- _Problem_
Extract each line of the data and write it out again exactly.

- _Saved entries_
● ● ● ●

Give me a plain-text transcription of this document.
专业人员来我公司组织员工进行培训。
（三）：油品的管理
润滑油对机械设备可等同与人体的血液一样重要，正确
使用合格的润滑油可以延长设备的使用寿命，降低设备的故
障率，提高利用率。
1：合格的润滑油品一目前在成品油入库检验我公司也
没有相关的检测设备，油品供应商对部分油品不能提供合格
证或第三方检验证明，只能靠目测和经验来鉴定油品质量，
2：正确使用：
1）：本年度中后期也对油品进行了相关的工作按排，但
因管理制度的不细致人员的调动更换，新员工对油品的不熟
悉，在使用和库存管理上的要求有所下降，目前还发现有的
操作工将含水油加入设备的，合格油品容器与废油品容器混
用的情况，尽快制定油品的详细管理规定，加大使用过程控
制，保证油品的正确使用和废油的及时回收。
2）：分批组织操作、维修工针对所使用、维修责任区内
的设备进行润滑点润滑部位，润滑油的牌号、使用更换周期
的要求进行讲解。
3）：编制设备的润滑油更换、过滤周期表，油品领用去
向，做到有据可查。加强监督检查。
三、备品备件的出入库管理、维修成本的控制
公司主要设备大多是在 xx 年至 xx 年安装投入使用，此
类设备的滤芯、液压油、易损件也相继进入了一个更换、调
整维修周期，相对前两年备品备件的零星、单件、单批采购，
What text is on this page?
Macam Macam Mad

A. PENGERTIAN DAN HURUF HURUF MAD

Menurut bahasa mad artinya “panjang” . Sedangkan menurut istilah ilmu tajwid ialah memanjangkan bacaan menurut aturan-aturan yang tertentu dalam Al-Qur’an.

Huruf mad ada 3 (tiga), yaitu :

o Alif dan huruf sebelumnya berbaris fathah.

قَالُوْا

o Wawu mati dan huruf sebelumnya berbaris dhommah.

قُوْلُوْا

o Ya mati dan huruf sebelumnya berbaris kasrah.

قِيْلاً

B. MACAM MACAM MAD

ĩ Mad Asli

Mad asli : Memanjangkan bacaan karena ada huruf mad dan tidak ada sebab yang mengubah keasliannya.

● ● ● ●

- _Response for this exercise_
Give me a plain-text transcription of this document.
专业人员来我公司组织员工进行培训。
（三）：油品的管理
润滑油对机械设备可等同与人体的血液一样重要，正确
使用合格的润滑油可以延长设备的使用寿命，降低设备的故
障率，提高利用率。
1：合格的润滑油品一目前在成品油入库检验我公司也
没有相关的检测设备，油品供应商对部分油品不能提供合格
证或第三方检验证明，只能靠目测和经验来鉴定油品质量，
2：正确使用：
1）：本年度中后期也对油品进行了相关的工作按排，但
因管理制度的不细致人员的调动更换，新员工对油品的不熟
悉，在使用和库存管理上的要求有所下降，目前还发现有的
操作工将含水油加入设备的，合格油品容器与废油品容器混
用的情况，尽快制定油品的详细管理规定，加大使用过程控
制，保证油品的正确使用和废油的及时回收。
2）：分批组织操作、维修工针对所使用、维修责任区内
的设备进行润滑点润滑部位，润滑油的牌号、使用更换周期
的要求进行讲解。
3）：编制设备的润滑油更换、过滤周期表，油品领用去
向，做到有据可查。加强监督检查。
三、备品备件的出入库管理、维修成本的控制
公司主要设备大多是在 xx 年至 xx 年安装投入使用，此
类设备的滤芯、液压油、易损件也相继进入了一个更换、调
整维修周期，相对前两年备品备件的零星、单件、单批采购，
What text is on this page?
Macam Macam Mad

A. PENGERTIAN DAN HURUF HURUF MAD

Menurut bahasa mad artinya “panjang” . Sedangkan menurut istilah ilmu tajwid ialah memanjangkan bacaan menurut aturan-aturan yang tertentu dalam Al-Qur’an.

Huruf mad ada 3 (tiga), yaitu :

o Alif dan huruf sebelumnya berbaris fathah.

قَالُوْا

o Wawu mati dan huruf sebelumnya berbaris dhommah.

قُوْلُوْا

o Ya mati dan huruf sebelumnya berbaris kasrah.

قِيْلاً

B. MACAM MACAM MAD

ĩ Mad Asli

Mad asli : Memanjangkan bacaan karena ada huruf mad dan tidak ada sebab yang mengubah keasliannya.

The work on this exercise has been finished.